— What is asked —
Copy all lines below containing "face".

BEGIN Records shown

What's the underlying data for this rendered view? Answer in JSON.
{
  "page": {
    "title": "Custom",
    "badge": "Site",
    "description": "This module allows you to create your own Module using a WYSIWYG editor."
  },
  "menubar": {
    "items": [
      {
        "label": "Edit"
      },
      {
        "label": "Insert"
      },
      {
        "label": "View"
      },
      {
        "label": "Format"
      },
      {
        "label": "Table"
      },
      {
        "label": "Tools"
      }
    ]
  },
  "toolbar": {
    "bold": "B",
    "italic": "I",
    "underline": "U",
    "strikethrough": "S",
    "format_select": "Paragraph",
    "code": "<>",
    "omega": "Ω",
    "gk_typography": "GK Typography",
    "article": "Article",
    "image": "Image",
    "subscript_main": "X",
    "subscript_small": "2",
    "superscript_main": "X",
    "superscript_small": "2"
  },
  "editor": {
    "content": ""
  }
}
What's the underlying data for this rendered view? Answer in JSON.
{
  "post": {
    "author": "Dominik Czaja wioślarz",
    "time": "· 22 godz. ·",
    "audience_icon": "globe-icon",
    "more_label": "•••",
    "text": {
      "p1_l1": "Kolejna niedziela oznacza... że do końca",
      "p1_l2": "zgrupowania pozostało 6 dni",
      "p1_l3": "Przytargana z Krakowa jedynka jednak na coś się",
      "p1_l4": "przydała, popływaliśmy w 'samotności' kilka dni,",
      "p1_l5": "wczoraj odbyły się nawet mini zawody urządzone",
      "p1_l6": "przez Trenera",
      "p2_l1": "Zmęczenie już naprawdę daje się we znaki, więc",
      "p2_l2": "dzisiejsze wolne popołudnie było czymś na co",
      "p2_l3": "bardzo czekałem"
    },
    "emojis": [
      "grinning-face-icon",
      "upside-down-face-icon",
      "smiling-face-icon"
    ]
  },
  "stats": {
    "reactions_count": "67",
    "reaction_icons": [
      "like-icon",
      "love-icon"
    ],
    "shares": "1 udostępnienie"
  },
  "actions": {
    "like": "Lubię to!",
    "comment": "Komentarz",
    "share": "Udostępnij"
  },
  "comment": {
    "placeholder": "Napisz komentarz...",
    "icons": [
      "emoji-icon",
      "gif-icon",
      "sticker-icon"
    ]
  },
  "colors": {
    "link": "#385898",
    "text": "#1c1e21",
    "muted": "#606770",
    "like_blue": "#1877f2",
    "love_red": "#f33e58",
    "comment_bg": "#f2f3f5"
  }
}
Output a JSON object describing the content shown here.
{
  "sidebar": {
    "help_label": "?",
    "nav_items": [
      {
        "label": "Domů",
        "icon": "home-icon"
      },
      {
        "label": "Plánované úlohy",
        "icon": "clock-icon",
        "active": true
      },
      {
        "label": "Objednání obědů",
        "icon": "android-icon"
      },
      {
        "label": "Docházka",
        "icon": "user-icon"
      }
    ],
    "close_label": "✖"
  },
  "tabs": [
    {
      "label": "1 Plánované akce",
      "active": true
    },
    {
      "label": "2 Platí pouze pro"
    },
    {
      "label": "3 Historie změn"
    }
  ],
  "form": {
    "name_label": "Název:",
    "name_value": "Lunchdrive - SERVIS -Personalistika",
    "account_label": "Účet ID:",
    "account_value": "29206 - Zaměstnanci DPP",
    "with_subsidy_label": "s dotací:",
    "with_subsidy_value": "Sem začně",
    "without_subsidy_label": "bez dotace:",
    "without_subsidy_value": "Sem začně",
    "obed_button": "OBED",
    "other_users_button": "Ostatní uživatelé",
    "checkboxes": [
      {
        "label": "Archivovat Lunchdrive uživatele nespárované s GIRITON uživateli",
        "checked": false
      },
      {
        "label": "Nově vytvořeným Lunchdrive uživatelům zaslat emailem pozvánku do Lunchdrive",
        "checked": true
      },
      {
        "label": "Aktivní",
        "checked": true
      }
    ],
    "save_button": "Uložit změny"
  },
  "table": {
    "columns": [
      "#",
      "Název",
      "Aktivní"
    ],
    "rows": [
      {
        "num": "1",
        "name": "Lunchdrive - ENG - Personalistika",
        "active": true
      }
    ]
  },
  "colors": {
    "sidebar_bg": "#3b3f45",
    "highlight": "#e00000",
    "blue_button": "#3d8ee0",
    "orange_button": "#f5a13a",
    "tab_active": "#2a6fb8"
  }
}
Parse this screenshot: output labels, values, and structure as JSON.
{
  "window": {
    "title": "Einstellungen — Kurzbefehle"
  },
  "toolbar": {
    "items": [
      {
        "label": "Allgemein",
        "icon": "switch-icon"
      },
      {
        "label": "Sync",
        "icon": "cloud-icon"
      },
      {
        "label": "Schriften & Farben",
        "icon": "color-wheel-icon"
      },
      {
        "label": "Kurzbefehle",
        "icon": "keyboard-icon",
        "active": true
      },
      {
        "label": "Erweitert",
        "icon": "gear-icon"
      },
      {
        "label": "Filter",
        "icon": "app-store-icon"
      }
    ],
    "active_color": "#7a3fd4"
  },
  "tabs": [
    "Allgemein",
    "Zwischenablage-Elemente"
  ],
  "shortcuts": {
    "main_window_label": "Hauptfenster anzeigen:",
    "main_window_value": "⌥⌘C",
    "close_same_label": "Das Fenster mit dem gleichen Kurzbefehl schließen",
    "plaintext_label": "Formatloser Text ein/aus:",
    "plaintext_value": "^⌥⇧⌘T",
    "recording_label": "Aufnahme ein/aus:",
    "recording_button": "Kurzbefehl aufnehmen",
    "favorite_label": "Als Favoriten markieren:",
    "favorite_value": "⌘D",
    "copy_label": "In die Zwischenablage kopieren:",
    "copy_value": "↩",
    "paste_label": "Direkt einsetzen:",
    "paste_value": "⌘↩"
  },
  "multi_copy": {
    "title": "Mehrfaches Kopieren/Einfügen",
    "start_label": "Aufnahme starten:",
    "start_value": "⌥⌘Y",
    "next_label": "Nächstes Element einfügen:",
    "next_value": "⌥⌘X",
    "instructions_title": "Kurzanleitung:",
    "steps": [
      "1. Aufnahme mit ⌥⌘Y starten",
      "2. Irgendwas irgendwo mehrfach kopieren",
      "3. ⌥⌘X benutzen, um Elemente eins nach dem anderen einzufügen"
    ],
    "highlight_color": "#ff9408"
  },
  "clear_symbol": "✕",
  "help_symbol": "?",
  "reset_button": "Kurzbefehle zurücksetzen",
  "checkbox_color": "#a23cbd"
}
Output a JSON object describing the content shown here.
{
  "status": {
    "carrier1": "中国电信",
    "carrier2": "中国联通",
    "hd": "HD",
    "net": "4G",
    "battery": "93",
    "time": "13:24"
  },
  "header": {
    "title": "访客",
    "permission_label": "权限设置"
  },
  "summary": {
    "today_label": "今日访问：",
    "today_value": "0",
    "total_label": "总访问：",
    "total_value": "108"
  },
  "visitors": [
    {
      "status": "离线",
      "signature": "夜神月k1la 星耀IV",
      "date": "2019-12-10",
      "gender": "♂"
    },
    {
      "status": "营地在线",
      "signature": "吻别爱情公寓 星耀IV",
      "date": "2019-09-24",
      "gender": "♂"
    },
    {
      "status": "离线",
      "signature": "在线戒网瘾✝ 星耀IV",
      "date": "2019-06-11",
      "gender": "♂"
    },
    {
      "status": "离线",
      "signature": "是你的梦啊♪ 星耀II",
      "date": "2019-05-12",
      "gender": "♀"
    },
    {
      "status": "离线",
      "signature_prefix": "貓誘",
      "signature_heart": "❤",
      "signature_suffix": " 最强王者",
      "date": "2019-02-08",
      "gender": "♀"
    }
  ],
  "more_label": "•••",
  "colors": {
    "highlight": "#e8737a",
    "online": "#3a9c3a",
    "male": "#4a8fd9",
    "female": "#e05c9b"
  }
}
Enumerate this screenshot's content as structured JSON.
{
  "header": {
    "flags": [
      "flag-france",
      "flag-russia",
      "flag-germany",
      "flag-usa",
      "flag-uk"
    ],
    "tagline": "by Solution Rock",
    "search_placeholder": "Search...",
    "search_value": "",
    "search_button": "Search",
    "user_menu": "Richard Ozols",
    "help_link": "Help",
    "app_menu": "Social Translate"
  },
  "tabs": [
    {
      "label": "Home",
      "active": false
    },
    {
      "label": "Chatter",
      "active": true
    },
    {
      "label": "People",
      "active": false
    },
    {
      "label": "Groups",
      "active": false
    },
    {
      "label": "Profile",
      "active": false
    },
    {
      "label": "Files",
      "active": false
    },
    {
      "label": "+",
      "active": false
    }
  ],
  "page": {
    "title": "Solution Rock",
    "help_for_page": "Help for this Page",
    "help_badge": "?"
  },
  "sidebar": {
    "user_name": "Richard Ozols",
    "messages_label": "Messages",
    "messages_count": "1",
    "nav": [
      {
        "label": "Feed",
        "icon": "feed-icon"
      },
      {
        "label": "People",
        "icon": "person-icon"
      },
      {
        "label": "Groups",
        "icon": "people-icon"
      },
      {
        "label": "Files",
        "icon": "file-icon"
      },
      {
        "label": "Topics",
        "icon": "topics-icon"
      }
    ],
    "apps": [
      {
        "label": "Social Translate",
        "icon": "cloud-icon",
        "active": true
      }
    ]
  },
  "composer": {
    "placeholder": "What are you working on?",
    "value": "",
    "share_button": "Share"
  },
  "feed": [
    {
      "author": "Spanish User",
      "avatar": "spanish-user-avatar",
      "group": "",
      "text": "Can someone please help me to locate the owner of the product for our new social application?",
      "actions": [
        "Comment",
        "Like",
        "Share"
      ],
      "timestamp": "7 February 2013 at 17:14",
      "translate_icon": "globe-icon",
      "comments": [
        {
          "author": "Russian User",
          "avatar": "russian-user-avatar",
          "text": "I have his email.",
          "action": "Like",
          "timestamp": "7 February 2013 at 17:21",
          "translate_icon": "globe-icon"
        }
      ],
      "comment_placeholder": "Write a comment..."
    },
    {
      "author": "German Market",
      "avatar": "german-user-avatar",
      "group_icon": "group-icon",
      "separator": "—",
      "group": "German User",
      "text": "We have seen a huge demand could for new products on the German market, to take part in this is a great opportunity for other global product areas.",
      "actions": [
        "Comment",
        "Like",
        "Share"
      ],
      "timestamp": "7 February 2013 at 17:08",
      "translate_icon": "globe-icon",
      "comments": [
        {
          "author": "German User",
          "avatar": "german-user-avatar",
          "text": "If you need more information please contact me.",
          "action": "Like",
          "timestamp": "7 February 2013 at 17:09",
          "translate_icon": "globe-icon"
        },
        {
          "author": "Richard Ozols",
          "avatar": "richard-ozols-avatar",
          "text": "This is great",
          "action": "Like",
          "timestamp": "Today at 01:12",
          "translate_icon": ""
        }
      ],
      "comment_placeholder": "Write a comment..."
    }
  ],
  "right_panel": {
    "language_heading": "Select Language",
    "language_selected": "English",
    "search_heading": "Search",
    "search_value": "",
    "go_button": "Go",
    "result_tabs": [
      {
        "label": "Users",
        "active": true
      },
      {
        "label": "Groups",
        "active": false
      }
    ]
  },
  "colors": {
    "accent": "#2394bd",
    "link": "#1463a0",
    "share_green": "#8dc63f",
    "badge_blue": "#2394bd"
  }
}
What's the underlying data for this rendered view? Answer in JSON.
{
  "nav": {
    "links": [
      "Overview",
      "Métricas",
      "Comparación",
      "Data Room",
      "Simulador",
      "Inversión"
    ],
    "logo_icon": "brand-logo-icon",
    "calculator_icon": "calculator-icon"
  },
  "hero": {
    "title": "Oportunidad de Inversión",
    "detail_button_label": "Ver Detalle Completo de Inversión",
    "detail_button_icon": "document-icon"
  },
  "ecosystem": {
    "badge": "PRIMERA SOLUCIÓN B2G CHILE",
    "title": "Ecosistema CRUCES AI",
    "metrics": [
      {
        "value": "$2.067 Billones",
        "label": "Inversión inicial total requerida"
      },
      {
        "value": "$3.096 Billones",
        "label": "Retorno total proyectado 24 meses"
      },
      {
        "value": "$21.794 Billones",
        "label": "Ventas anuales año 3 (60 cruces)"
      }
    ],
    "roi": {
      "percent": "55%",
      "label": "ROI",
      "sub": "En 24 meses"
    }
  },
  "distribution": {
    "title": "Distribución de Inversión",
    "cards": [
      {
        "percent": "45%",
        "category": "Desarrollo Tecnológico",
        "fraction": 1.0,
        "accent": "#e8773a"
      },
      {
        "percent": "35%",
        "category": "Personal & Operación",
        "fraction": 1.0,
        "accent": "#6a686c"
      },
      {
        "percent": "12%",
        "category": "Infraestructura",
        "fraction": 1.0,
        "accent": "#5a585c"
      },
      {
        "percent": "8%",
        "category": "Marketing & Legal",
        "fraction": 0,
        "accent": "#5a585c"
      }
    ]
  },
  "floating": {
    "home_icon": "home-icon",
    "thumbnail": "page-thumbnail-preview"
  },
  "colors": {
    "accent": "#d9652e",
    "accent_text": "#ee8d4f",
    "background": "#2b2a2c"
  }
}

END Records shown

— Solution —
      "grinning-face-icon",
      "upside-down-face-icon",
      "smiling-face-icon"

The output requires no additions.